## Short task
From the listing below, tally the lines that include "Predicted". Return only the total.

## Figure collection entries
# # #

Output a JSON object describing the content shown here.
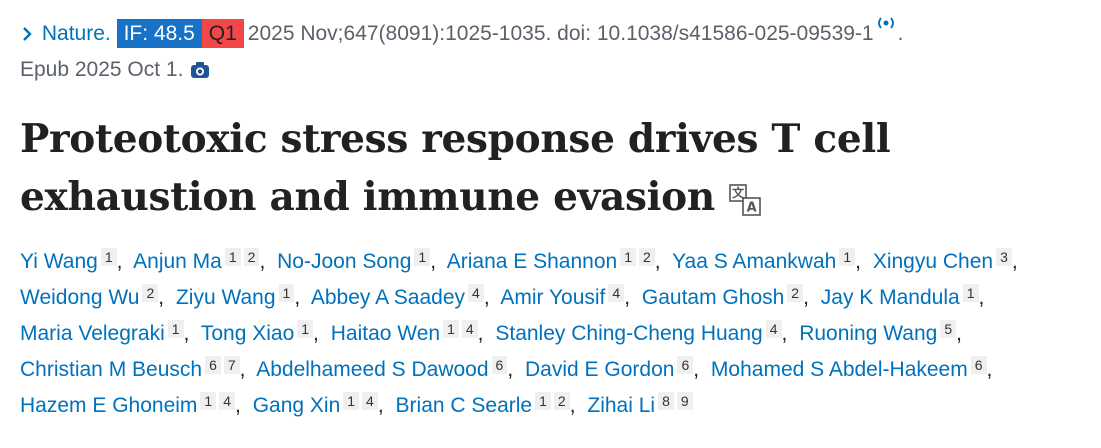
{
  "citation": {
    "journal": "Nature.",
    "impact_factor": "IF: 48.5",
    "quartile": "Q1",
    "details": "2025 Nov;647(8091):1025-1035. doi: 10.1038/s41586-025-09539-1",
    "end": ".",
    "epub": "Epub 2025 Oct 1."
  },
  "title": "Proteotoxic stress response drives T cell exhaustion and immune evasion",
  "separator": ",",
  "authors": [
    {
      "name": "Yi Wang",
      "affiliations": [
        1
      ]
    },
    {
      "name": "Anjun Ma",
      "affiliations": [
        1,
        2
      ]
    },
    {
      "name": "No-Joon Song",
      "affiliations": [
        1
      ]
    },
    {
      "name": "Ariana E Shannon",
      "affiliations": [
        1,
        2
      ]
    },
    {
      "name": "Yaa S Amankwah",
      "affiliations": [
        1
      ]
    },
    {
      "name": "Xingyu Chen",
      "affiliations": [
        3
      ]
    },
    {
      "name": "Weidong Wu",
      "affiliations": [
        2
      ]
    },
    {
      "name": "Ziyu Wang",
      "affiliations": [
        1
      ]
    },
    {
      "name": "Abbey A Saadey",
      "affiliations": [
        4
      ]
    },
    {
      "name": "Amir Yousif",
      "affiliations": [
        4
      ]
    },
    {
      "name": "Gautam Ghosh",
      "affiliations": [
        2
      ]
    },
    {
      "name": "Jay K Mandula",
      "affiliations": [
        1
      ]
    },
    {
      "name": "Maria Velegraki",
      "affiliations": [
        1
      ]
    },
    {
      "name": "Tong Xiao",
      "affiliations": [
        1
      ]
    },
    {
      "name": "Haitao Wen",
      "affiliations": [
        1,
        4
      ]
    },
    {
      "name": "Stanley Ching-Cheng Huang",
      "affiliations": [
        4
      ]
    },
    {
      "name": "Ruoning Wang",
      "affiliations": [
        5
      ]
    },
    {
      "name": "Christian M Beusch",
      "affiliations": [
        6,
        7
      ]
    },
    {
      "name": "Abdelhameed S Dawood",
      "affiliations": [
        6
      ]
    },
    {
      "name": "David E Gordon",
      "affiliations": [
        6
      ]
    },
    {
      "name": "Mohamed S Abdel-Hakeem",
      "affiliations": [
        6
      ]
    },
    {
      "name": "Hazem E Ghoneim",
      "affiliations": [
        1,
        4
      ]
    },
    {
      "name": "Gang Xin",
      "affiliations": [
        1,
        4
      ]
    },
    {
      "name": "Brian C Searle",
      "affiliations": [
        1,
        2
      ]
    },
    {
      "name": "Zihai Li",
      "affiliations": [
        8,
        9
      ]
    }
  ]
}
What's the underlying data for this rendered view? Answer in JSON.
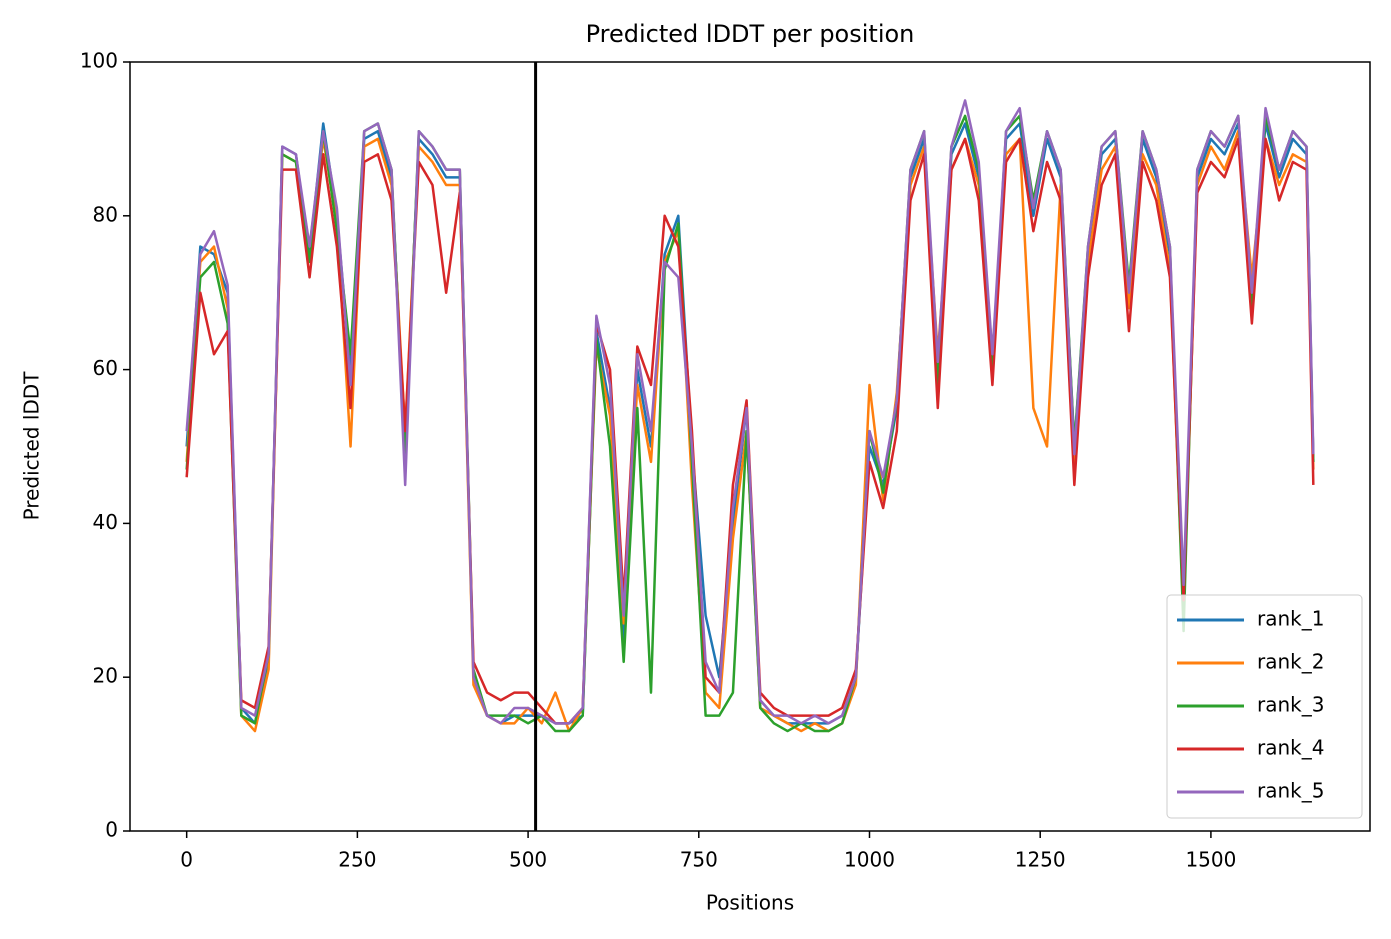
{
  "chart_data": {
    "type": "line",
    "title": "Predicted lDDT per position",
    "xlabel": "Positions",
    "ylabel": "Predicted lDDT",
    "x": [
      0,
      20,
      40,
      60,
      80,
      100,
      120,
      140,
      160,
      180,
      200,
      220,
      240,
      260,
      280,
      300,
      320,
      340,
      360,
      380,
      400,
      420,
      440,
      460,
      480,
      500,
      520,
      540,
      560,
      580,
      600,
      620,
      640,
      660,
      680,
      700,
      720,
      740,
      760,
      780,
      800,
      820,
      840,
      860,
      880,
      900,
      920,
      940,
      960,
      980,
      1000,
      1020,
      1040,
      1060,
      1080,
      1100,
      1120,
      1140,
      1160,
      1180,
      1200,
      1220,
      1240,
      1260,
      1280,
      1300,
      1320,
      1340,
      1360,
      1380,
      1400,
      1420,
      1440,
      1460,
      1480,
      1500,
      1520,
      1540,
      1560,
      1580,
      1600,
      1620,
      1640,
      1650
    ],
    "series": [
      {
        "name": "rank_1",
        "color": "#1f77b4",
        "values": [
          50,
          76,
          75,
          70,
          16,
          14,
          22,
          89,
          88,
          75,
          92,
          80,
          60,
          90,
          91,
          85,
          50,
          90,
          88,
          85,
          85,
          20,
          15,
          14,
          15,
          15,
          15,
          14,
          14,
          15,
          65,
          55,
          25,
          60,
          50,
          75,
          80,
          50,
          28,
          20,
          40,
          55,
          17,
          15,
          14,
          14,
          14,
          14,
          15,
          20,
          50,
          45,
          55,
          85,
          90,
          60,
          88,
          92,
          85,
          60,
          90,
          92,
          80,
          90,
          85,
          50,
          75,
          88,
          90,
          70,
          90,
          85,
          75,
          30,
          85,
          90,
          88,
          92,
          70,
          92,
          85,
          90,
          88,
          48
        ]
      },
      {
        "name": "rank_2",
        "color": "#ff7f0e",
        "values": [
          48,
          74,
          76,
          68,
          15,
          13,
          21,
          88,
          87,
          76,
          90,
          79,
          50,
          89,
          90,
          84,
          52,
          89,
          87,
          84,
          84,
          19,
          15,
          14,
          14,
          16,
          14,
          18,
          13,
          16,
          63,
          54,
          27,
          58,
          48,
          74,
          78,
          45,
          18,
          16,
          38,
          52,
          16,
          15,
          14,
          13,
          14,
          13,
          14,
          19,
          58,
          43,
          57,
          84,
          89,
          62,
          86,
          90,
          84,
          62,
          88,
          90,
          55,
          50,
          84,
          48,
          74,
          86,
          89,
          68,
          88,
          84,
          73,
          28,
          84,
          89,
          86,
          91,
          72,
          90,
          84,
          88,
          87,
          47
        ]
      },
      {
        "name": "rank_3",
        "color": "#2ca02c",
        "values": [
          47,
          72,
          74,
          66,
          15,
          14,
          23,
          88,
          87,
          74,
          91,
          78,
          62,
          91,
          92,
          86,
          48,
          91,
          89,
          86,
          86,
          21,
          15,
          15,
          15,
          14,
          15,
          13,
          13,
          15,
          64,
          50,
          22,
          55,
          18,
          73,
          79,
          48,
          15,
          15,
          18,
          52,
          16,
          14,
          13,
          14,
          13,
          13,
          14,
          20,
          52,
          44,
          56,
          86,
          91,
          58,
          89,
          93,
          86,
          60,
          91,
          93,
          82,
          91,
          86,
          50,
          76,
          89,
          91,
          71,
          91,
          86,
          76,
          26,
          86,
          91,
          89,
          93,
          68,
          93,
          86,
          91,
          89,
          48
        ]
      },
      {
        "name": "rank_4",
        "color": "#d62728",
        "values": [
          46,
          70,
          62,
          65,
          17,
          16,
          24,
          86,
          86,
          72,
          88,
          76,
          55,
          87,
          88,
          82,
          52,
          87,
          84,
          70,
          83,
          22,
          18,
          17,
          18,
          18,
          16,
          14,
          14,
          16,
          66,
          60,
          30,
          63,
          58,
          80,
          76,
          52,
          20,
          18,
          45,
          56,
          18,
          16,
          15,
          15,
          15,
          15,
          16,
          21,
          48,
          42,
          52,
          82,
          88,
          55,
          86,
          90,
          82,
          58,
          87,
          90,
          78,
          87,
          82,
          45,
          72,
          84,
          88,
          65,
          87,
          82,
          72,
          30,
          83,
          87,
          85,
          90,
          66,
          90,
          82,
          87,
          86,
          45
        ]
      },
      {
        "name": "rank_5",
        "color": "#9467bd",
        "values": [
          52,
          75,
          78,
          71,
          16,
          15,
          23,
          89,
          88,
          76,
          91,
          81,
          58,
          91,
          92,
          86,
          45,
          91,
          89,
          86,
          86,
          20,
          15,
          14,
          16,
          16,
          15,
          14,
          14,
          16,
          67,
          58,
          28,
          62,
          52,
          74,
          72,
          50,
          22,
          18,
          42,
          55,
          17,
          15,
          15,
          14,
          15,
          14,
          15,
          20,
          52,
          46,
          56,
          86,
          91,
          61,
          89,
          95,
          87,
          62,
          91,
          94,
          81,
          91,
          86,
          49,
          76,
          89,
          91,
          70,
          91,
          86,
          76,
          32,
          86,
          91,
          89,
          93,
          70,
          94,
          86,
          91,
          89,
          49
        ]
      }
    ],
    "xlim": [
      -83,
      1733
    ],
    "xticks": [
      0,
      250,
      500,
      750,
      1000,
      1250,
      1500
    ],
    "ylim": [
      0,
      100
    ],
    "yticks": [
      0,
      20,
      40,
      60,
      80,
      100
    ],
    "vlines": [
      511
    ],
    "vline_color": "#000000",
    "legend": "lower right",
    "grid": false
  }
}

# # #

## Reply to the exercise
2